-- WRITTEN TASK --
Copy all the material below, exactly as it stands.
════
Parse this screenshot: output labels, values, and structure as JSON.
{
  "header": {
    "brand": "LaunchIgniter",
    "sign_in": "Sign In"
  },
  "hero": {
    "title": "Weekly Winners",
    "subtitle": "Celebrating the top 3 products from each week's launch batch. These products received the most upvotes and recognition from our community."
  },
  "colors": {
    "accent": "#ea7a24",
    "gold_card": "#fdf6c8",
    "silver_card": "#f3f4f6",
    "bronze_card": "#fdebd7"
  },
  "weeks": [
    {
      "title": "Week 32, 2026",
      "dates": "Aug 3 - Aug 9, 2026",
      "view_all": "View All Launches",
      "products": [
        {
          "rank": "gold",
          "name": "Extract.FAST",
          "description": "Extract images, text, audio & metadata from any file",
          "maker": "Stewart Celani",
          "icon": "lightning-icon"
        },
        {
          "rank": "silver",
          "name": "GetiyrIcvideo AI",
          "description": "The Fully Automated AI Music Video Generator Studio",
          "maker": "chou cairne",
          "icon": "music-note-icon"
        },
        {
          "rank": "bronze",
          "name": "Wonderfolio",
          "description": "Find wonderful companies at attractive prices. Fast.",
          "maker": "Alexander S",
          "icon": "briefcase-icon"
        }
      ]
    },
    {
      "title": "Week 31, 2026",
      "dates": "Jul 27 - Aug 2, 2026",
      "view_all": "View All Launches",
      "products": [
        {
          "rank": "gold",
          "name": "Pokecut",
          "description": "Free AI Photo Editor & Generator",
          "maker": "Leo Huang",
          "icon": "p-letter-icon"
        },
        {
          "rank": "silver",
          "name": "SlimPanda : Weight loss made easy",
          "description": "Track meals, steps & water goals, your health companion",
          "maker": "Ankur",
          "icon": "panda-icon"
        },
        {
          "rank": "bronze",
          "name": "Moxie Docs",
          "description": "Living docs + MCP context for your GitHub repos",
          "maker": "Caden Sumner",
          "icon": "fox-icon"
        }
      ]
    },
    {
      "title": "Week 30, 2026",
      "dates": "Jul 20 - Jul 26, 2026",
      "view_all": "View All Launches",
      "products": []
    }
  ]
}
════
-- EXERCISE ANSWER --
Parse this screenshot: output labels, values, and structure as JSON.
{
  "header": {
    "brand": "LaunchIgniter",
    "sign_in": "Sign In"
  },
  "hero": {
    "title": "Weekly Winners",
    "subtitle": "Celebrating the top 3 products from each week's launch batch. These products received the most upvotes and recognition from our community."
  },
  "colors": {
    "accent": "#ea7a24",
    "gold_card": "#fdf6c8",
    "silver_card": "#f3f4f6",
    "bronze_card": "#fdebd7"
  },
  "weeks": [
    {
      "title": "Week 32, 2026",
      "dates": "Aug 3 - Aug 9, 2026",
      "view_all": "View All Launches",
      "products": [
        {
          "rank": "gold",
          "name": "Extract.FAST",
          "description": "Extract images, text, audio & metadata from any file",
          "maker": "Stewart Celani",
          "icon": "lightning-icon"
        },
        {
          "rank": "silver",
          "name": "GetiyrIcvideo AI",
          "description": "The Fully Automated AI Music Video Generator Studio",
          "maker": "chou cairne",
          "icon": "music-note-icon"
        },
        {
          "rank": "bronze",
          "name": "Wonderfolio",
          "description": "Find wonderful companies at attractive prices. Fast.",
          "maker": "Alexander S",
          "icon": "briefcase-icon"
        }
      ]
    },
    {
      "title": "Week 31, 2026",
      "dates": "Jul 27 - Aug 2, 2026",
      "view_all": "View All Launches",
      "products": [
        {
          "rank": "gold",
          "name": "Pokecut",
          "description": "Free AI Photo Editor & Generator",
          "maker": "Leo Huang",
          "icon": "p-letter-icon"
        },
        {
          "rank": "silver",
          "name": "SlimPanda : Weight loss made easy",
          "description": "Track meals, steps & water goals, your health companion",
          "maker": "Ankur",
          "icon": "panda-icon"
        },
        {
          "rank": "bronze",
          "name": "Moxie Docs",
          "description": "Living docs + MCP context for your GitHub repos",
          "maker": "Caden Sumner",
          "icon": "fox-icon"
        }
      ]
    },
    {
      "title": "Week 30, 2026",
      "dates": "Jul 20 - Jul 26, 2026",
      "view_all": "View All Launches",
      "products": []
    }
  ]
}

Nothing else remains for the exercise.